§ Data supplied
▼

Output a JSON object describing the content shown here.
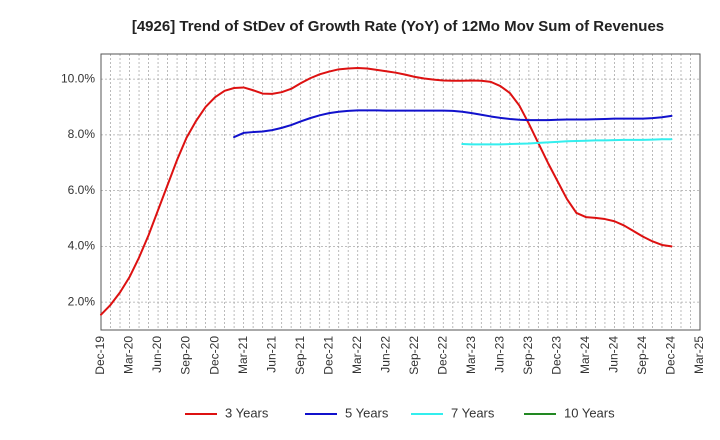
{
  "chart_data": {
    "type": "line",
    "title": "[4926]  Trend of StDev of Growth Rate (YoY) of 12Mo Mov Sum of Revenues",
    "xlabel": "",
    "ylabel": "",
    "x_tick_labels": [
      "Dec-19",
      "Mar-20",
      "Jun-20",
      "Sep-20",
      "Dec-20",
      "Mar-21",
      "Jun-21",
      "Sep-21",
      "Dec-21",
      "Mar-22",
      "Jun-22",
      "Sep-22",
      "Dec-22",
      "Mar-23",
      "Jun-23",
      "Sep-23",
      "Dec-23",
      "Mar-24",
      "Jun-24",
      "Sep-24",
      "Dec-24",
      "Mar-25"
    ],
    "y_tick_values": [
      2.0,
      4.0,
      6.0,
      8.0,
      10.0
    ],
    "y_tick_labels": [
      "2.0%",
      "4.0%",
      "6.0%",
      "8.0%",
      "10.0%"
    ],
    "ylim": [
      1.0,
      10.9
    ],
    "grid": true,
    "legend_position": "bottom",
    "series": [
      {
        "name": "3 Years",
        "color": "#dd1111",
        "x": [
          0,
          1,
          2,
          3,
          4,
          5,
          6,
          7,
          8,
          9,
          10,
          11,
          12,
          13,
          14,
          15,
          16,
          17,
          18,
          19,
          20,
          21,
          22,
          23,
          24,
          25,
          26,
          27,
          28,
          29,
          30,
          31,
          32,
          33,
          34,
          35,
          36,
          37,
          38,
          39,
          40,
          41,
          42,
          43,
          44,
          45,
          46,
          47,
          48,
          49,
          50,
          51,
          52,
          53,
          54,
          55,
          56,
          57,
          58,
          59,
          60
        ],
        "values": [
          1.55,
          1.9,
          2.35,
          2.9,
          3.6,
          4.4,
          5.3,
          6.2,
          7.1,
          7.9,
          8.5,
          9.0,
          9.35,
          9.58,
          9.68,
          9.7,
          9.6,
          9.48,
          9.47,
          9.53,
          9.65,
          9.85,
          10.03,
          10.17,
          10.27,
          10.35,
          10.38,
          10.4,
          10.38,
          10.33,
          10.28,
          10.23,
          10.16,
          10.08,
          10.02,
          9.98,
          9.95,
          9.94,
          9.94,
          9.95,
          9.94,
          9.9,
          9.75,
          9.5,
          9.05,
          8.4,
          7.7,
          7.0,
          6.35,
          5.7,
          5.2,
          5.05,
          5.02,
          4.98,
          4.9,
          4.75,
          4.55,
          4.35,
          4.18,
          4.05,
          4.0
        ]
      },
      {
        "name": "5 Years",
        "color": "#1111cc",
        "x": [
          14,
          15,
          16,
          17,
          18,
          19,
          20,
          21,
          22,
          23,
          24,
          25,
          26,
          27,
          28,
          29,
          30,
          31,
          32,
          33,
          34,
          35,
          36,
          37,
          38,
          39,
          40,
          41,
          42,
          43,
          44,
          45,
          46,
          47,
          48,
          49,
          50,
          51,
          52,
          53,
          54,
          55,
          56,
          57,
          58,
          59,
          60
        ],
        "values": [
          7.92,
          8.07,
          8.1,
          8.12,
          8.17,
          8.25,
          8.35,
          8.48,
          8.6,
          8.7,
          8.78,
          8.83,
          8.86,
          8.88,
          8.88,
          8.88,
          8.87,
          8.87,
          8.87,
          8.87,
          8.87,
          8.87,
          8.87,
          8.86,
          8.83,
          8.78,
          8.72,
          8.66,
          8.61,
          8.57,
          8.54,
          8.53,
          8.53,
          8.53,
          8.54,
          8.55,
          8.55,
          8.55,
          8.56,
          8.57,
          8.58,
          8.58,
          8.58,
          8.58,
          8.6,
          8.63,
          8.68
        ]
      },
      {
        "name": "7 Years",
        "color": "#33eeee",
        "x": [
          38,
          39,
          40,
          41,
          42,
          43,
          44,
          45,
          46,
          47,
          48,
          49,
          50,
          51,
          52,
          53,
          54,
          55,
          56,
          57,
          58,
          59,
          60
        ],
        "values": [
          7.67,
          7.66,
          7.66,
          7.66,
          7.66,
          7.67,
          7.68,
          7.69,
          7.71,
          7.73,
          7.75,
          7.77,
          7.78,
          7.79,
          7.8,
          7.8,
          7.81,
          7.82,
          7.82,
          7.82,
          7.83,
          7.84,
          7.84
        ]
      },
      {
        "name": "10 Years",
        "color": "#228822",
        "x": [],
        "values": []
      }
    ]
  }
}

▲

§ Given problem
Count up the lines in the listing that hold the word "name", and give that number only.

§ Complete response
4